Using the material below, work out how many lines contain the word "Slaapkamer". Reply with the number and nothing more.
- - - - - - -
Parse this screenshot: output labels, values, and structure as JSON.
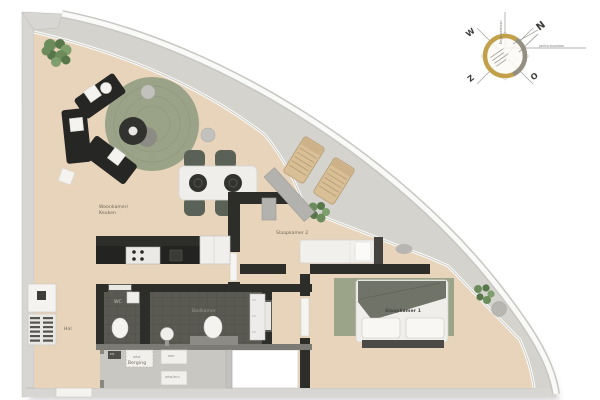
{
  "rooms": {
    "living": {
      "line1": "Woonkamer/",
      "line2": "Keuken"
    },
    "bedroom2": "Slaapkamer 2",
    "bedroom1": "Slaapkamer 1",
    "bathroom": "Badkamer",
    "wc": "WC",
    "hall": "Hal",
    "storage": "Berging"
  },
  "utilities": {
    "cv": "cv",
    "mid": "wtw",
    "right": "wm",
    "bottom": "wtw/mv"
  },
  "compass": {
    "n": "N",
    "e": "O",
    "s": "Z",
    "w": "W",
    "street_vertical": "Engelandlaan",
    "street_horizontal": "Jonkvrouwlaan"
  },
  "colors": {
    "floor": "#e8d4ba",
    "dark_tile": "#5a5952",
    "storage_floor": "#c9c7c2",
    "concrete": "#d4d3ce",
    "wall_dark": "#2d2d2a",
    "rug_green": "#9aa287",
    "compass_gold": "#c3a04a",
    "wood": "#d9bf96"
  }
}
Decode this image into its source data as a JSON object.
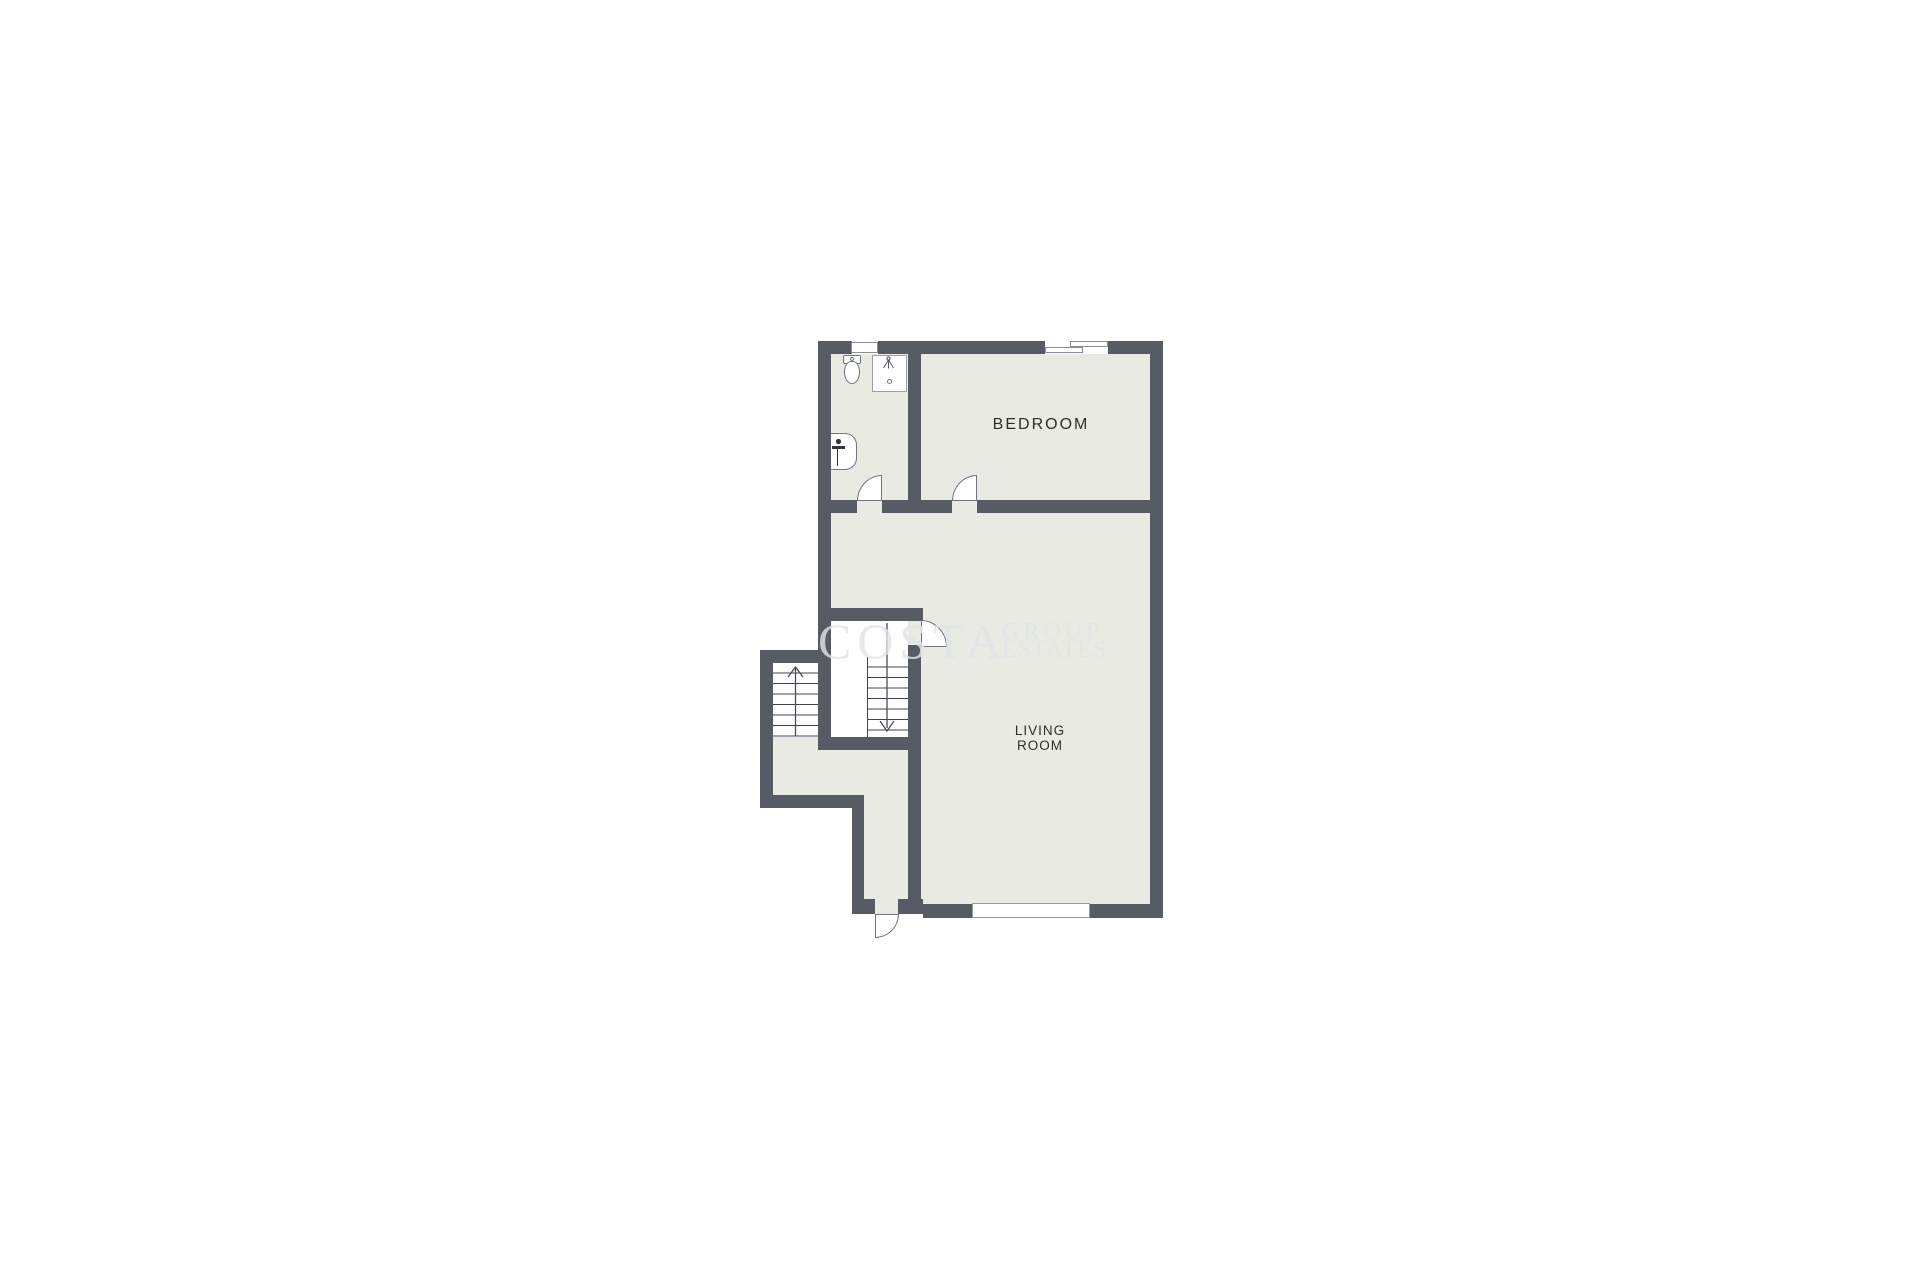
{
  "page": {
    "background": "#ffffff"
  },
  "floorplan": {
    "colors": {
      "wall": "#575c64",
      "floor": "#e9ebe3",
      "tread": "#3f444c",
      "label": "#2e2e2e",
      "outline": "#70757e"
    },
    "rooms": {
      "bedroom": {
        "label": "BEDROOM"
      },
      "living": {
        "line1": "LIVING",
        "line2": "ROOM"
      }
    },
    "watermark": {
      "line1": "COSTA",
      "line2": "GROUP",
      "line3": "ESTATES"
    },
    "stairs": {
      "up_flight": {
        "direction": "up",
        "steps": 7
      },
      "down_flight": {
        "direction": "down",
        "steps": 7
      }
    },
    "fixtures": [
      "toilet",
      "shower",
      "sink"
    ],
    "windows_count": 3,
    "doors_count": 4
  }
}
- - - - - - -
ANSWER FOR THIS EXERCISE: 2